§ **GIVEN DATA**
----

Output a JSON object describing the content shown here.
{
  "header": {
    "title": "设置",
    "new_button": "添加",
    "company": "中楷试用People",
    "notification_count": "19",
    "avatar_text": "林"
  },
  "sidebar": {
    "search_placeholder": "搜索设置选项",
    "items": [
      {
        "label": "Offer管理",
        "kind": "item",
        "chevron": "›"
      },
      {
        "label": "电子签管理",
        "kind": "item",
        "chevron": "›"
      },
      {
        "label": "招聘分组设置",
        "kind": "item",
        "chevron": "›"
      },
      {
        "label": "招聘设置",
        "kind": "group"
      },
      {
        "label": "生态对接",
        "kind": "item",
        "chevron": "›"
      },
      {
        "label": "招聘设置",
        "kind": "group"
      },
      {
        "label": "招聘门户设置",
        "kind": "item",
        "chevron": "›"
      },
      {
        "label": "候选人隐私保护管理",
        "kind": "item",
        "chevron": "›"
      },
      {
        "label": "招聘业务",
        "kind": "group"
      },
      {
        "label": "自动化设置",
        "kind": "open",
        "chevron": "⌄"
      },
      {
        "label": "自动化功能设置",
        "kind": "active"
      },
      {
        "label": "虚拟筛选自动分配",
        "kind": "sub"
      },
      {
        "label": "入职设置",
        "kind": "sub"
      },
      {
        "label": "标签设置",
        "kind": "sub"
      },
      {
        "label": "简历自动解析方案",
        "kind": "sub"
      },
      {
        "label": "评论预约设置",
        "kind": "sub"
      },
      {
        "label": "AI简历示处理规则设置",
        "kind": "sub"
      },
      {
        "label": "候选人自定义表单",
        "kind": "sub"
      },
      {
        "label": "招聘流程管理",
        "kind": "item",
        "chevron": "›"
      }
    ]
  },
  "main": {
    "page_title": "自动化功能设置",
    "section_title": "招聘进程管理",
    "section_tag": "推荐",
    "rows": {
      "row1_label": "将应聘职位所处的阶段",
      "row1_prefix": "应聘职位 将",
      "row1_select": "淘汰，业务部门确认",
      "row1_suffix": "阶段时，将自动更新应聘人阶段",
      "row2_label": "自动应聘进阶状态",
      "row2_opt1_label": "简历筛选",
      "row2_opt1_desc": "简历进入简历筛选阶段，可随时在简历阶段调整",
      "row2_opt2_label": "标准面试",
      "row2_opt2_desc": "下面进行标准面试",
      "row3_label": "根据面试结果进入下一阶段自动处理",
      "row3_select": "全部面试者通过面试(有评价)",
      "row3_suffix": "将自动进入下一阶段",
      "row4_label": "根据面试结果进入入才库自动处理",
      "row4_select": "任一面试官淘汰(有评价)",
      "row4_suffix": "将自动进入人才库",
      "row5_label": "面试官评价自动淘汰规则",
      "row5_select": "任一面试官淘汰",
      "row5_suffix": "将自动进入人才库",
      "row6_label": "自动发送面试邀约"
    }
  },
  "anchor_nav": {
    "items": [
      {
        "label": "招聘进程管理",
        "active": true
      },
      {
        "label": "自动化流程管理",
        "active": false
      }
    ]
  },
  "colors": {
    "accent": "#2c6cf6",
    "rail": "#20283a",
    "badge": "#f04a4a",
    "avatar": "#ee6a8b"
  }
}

----

§ **CHALLENGE**
Return the entries above exactly as they appear.

§ **REPLY TO THE TASK**
Output a JSON object describing the content shown here.
{
  "header": {
    "title": "设置",
    "new_button": "添加",
    "company": "中楷试用People",
    "notification_count": "19",
    "avatar_text": "林"
  },
  "sidebar": {
    "search_placeholder": "搜索设置选项",
    "items": [
      {
        "label": "Offer管理",
        "kind": "item",
        "chevron": "›"
      },
      {
        "label": "电子签管理",
        "kind": "item",
        "chevron": "›"
      },
      {
        "label": "招聘分组设置",
        "kind": "item",
        "chevron": "›"
      },
      {
        "label": "招聘设置",
        "kind": "group"
      },
      {
        "label": "生态对接",
        "kind": "item",
        "chevron": "›"
      },
      {
        "label": "招聘设置",
        "kind": "group"
      },
      {
        "label": "招聘门户设置",
        "kind": "item",
        "chevron": "›"
      },
      {
        "label": "候选人隐私保护管理",
        "kind": "item",
        "chevron": "›"
      },
      {
        "label": "招聘业务",
        "kind": "group"
      },
      {
        "label": "自动化设置",
        "kind": "open",
        "chevron": "⌄"
      },
      {
        "label": "自动化功能设置",
        "kind": "active"
      },
      {
        "label": "虚拟筛选自动分配",
        "kind": "sub"
      },
      {
        "label": "入职设置",
        "kind": "sub"
      },
      {
        "label": "标签设置",
        "kind": "sub"
      },
      {
        "label": "简历自动解析方案",
        "kind": "sub"
      },
      {
        "label": "评论预约设置",
        "kind": "sub"
      },
      {
        "label": "AI简历示处理规则设置",
        "kind": "sub"
      },
      {
        "label": "候选人自定义表单",
        "kind": "sub"
      },
      {
        "label": "招聘流程管理",
        "kind": "item",
        "chevron": "›"
      }
    ]
  },
  "main": {
    "page_title": "自动化功能设置",
    "section_title": "招聘进程管理",
    "section_tag": "推荐",
    "rows": {
      "row1_label": "将应聘职位所处的阶段",
      "row1_prefix": "应聘职位 将",
      "row1_select": "淘汰，业务部门确认",
      "row1_suffix": "阶段时，将自动更新应聘人阶段",
      "row2_label": "自动应聘进阶状态",
      "row2_opt1_label": "简历筛选",
      "row2_opt1_desc": "简历进入简历筛选阶段，可随时在简历阶段调整",
      "row2_opt2_label": "标准面试",
      "row2_opt2_desc": "下面进行标准面试",
      "row3_label": "根据面试结果进入下一阶段自动处理",
      "row3_select": "全部面试者通过面试(有评价)",
      "row3_suffix": "将自动进入下一阶段",
      "row4_label": "根据面试结果进入入才库自动处理",
      "row4_select": "任一面试官淘汰(有评价)",
      "row4_suffix": "将自动进入人才库",
      "row5_label": "面试官评价自动淘汰规则",
      "row5_select": "任一面试官淘汰",
      "row5_suffix": "将自动进入人才库",
      "row6_label": "自动发送面试邀约"
    }
  },
  "anchor_nav": {
    "items": [
      {
        "label": "招聘进程管理",
        "active": true
      },
      {
        "label": "自动化流程管理",
        "active": false
      }
    ]
  },
  "colors": {
    "accent": "#2c6cf6",
    "rail": "#20283a",
    "badge": "#f04a4a",
    "avatar": "#ee6a8b"
  }
}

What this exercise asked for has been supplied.